- **BRIEF A**
Translate this sentence from the text about the singing workshop into Spanish: "One of the many things we did at the workshop was get into small groups."

- **TEXT SEGMENT**
━━━━━━

A couple saturdays ago I participated in a workshop put on by my grandparents focused on expression of the soul through song. I'll not recount everything that we did-- we were there from 10 to 5, with a concert that night until 8:30, so it was a long day!-- but there were some parts that I really liked, so I thought I'd highlight some of the high parts that I particularly found both enjoyable and relevant to my life experience.
One of the many things we did at the workshop was get into small groups. In these small groups we got to each pick out a song from our childhood-- I chose the the Meatball Song! If you don't know that song, you obviously didn't have a childhood, but here's the song for your listening pleasure:
Oh! Another family favorite was sung as well-- I'm Gonna Tell On You! I think less people have heard of that one, and it has a lot of different verses, but here's a version that I found on the internet:
I'm gonna tell, I'm gonna tell I'm gonna holler and I'm gonna yell And I'll get you in trouble for everything you do
I'm gonna tell on you I'm gonna tell how you broke the plate And I'll tell about all the bananas you ate I'll tell on you one time, I'll tell on you two I'm gonna tell on you I'm gonna tell 'bout where you hid your gum And I'm gonna tell that you still suck your thumb I'm even gonna tell her about the cat and the glue I'm gonna tell on you I'm gonna tell 'bout where you hid the broom So you would not have to clean up your room And when she finds out, she'll sweep it with you I'm gonna tell on you I'm gonna tell how you punched me and bit me And I'm gonna tell how you socked me and hit me But I won't tell Momma what I did to you I'm just gonna tell on you I'm gonna holler and I'm gonna bawl And she's gonna smash you all over the wall And when he comes home, I'll tell Daddy too I'm gonna tell on you
The other really interesting part of the workshop was singing a song that was important to us or was on our minds that day. I wasn't sure I wanted to speak, but I had a song in mind. In the end, I couldn't even finish the first verse because I began to cry so hard. This was the song.

━━━━━━

Coordinate annotation records
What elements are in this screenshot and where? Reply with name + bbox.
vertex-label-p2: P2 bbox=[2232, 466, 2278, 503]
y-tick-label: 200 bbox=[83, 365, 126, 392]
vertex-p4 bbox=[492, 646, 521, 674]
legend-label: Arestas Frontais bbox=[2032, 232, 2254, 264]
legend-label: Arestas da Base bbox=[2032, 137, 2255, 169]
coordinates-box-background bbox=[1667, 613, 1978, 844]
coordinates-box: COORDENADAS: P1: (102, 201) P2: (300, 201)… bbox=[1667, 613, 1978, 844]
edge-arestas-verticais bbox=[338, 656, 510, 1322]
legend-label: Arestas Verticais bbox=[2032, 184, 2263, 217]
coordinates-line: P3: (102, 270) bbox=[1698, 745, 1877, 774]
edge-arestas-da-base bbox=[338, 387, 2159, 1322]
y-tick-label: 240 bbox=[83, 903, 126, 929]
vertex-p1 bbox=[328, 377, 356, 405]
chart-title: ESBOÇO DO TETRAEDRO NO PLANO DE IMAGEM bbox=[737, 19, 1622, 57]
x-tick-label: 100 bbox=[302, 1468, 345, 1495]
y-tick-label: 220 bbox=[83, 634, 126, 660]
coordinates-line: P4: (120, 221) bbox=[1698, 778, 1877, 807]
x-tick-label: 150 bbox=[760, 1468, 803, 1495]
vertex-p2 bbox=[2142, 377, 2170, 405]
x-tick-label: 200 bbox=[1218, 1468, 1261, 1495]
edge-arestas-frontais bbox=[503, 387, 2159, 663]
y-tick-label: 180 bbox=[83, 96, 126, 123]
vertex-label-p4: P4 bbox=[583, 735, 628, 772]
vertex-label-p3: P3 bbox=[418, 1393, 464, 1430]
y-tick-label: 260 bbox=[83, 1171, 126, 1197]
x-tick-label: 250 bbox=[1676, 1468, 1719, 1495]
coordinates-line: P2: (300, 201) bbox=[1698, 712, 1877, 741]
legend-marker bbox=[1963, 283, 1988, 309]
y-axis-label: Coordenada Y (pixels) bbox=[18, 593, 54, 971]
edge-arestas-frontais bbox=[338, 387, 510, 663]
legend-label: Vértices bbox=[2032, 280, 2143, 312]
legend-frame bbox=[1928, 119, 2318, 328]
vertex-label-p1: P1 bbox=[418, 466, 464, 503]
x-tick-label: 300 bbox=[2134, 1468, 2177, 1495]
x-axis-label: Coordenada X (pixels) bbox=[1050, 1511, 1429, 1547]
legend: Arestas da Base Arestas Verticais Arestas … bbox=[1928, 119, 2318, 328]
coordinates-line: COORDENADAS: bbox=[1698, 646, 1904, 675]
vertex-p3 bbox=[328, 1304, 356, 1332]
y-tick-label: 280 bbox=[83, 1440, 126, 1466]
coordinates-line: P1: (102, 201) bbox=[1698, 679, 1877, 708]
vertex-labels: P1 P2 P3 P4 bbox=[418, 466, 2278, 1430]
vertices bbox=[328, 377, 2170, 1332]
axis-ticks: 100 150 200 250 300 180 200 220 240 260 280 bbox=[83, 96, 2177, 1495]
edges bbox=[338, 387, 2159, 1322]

━━━━━━

- **BRIEF B**
Retype the records from their very start down to the line containing "coordinates-box-background bbox=[1667, 613, 1978, 844]", both ends included.

- **CORRECT RESPONSE A**
Una de las muchas cosas que hicimos en el taller fue formar grupos pequeños.

- **CORRECT RESPONSE B**
What elements are in this screenshot and where? Reply with name + bbox.
vertex-label-p2: P2 bbox=[2232, 466, 2278, 503]
y-tick-label: 200 bbox=[83, 365, 126, 392]
vertex-p4 bbox=[492, 646, 521, 674]
legend-label: Arestas Frontais bbox=[2032, 232, 2254, 264]
legend-label: Arestas da Base bbox=[2032, 137, 2255, 169]
coordinates-box-background bbox=[1667, 613, 1978, 844]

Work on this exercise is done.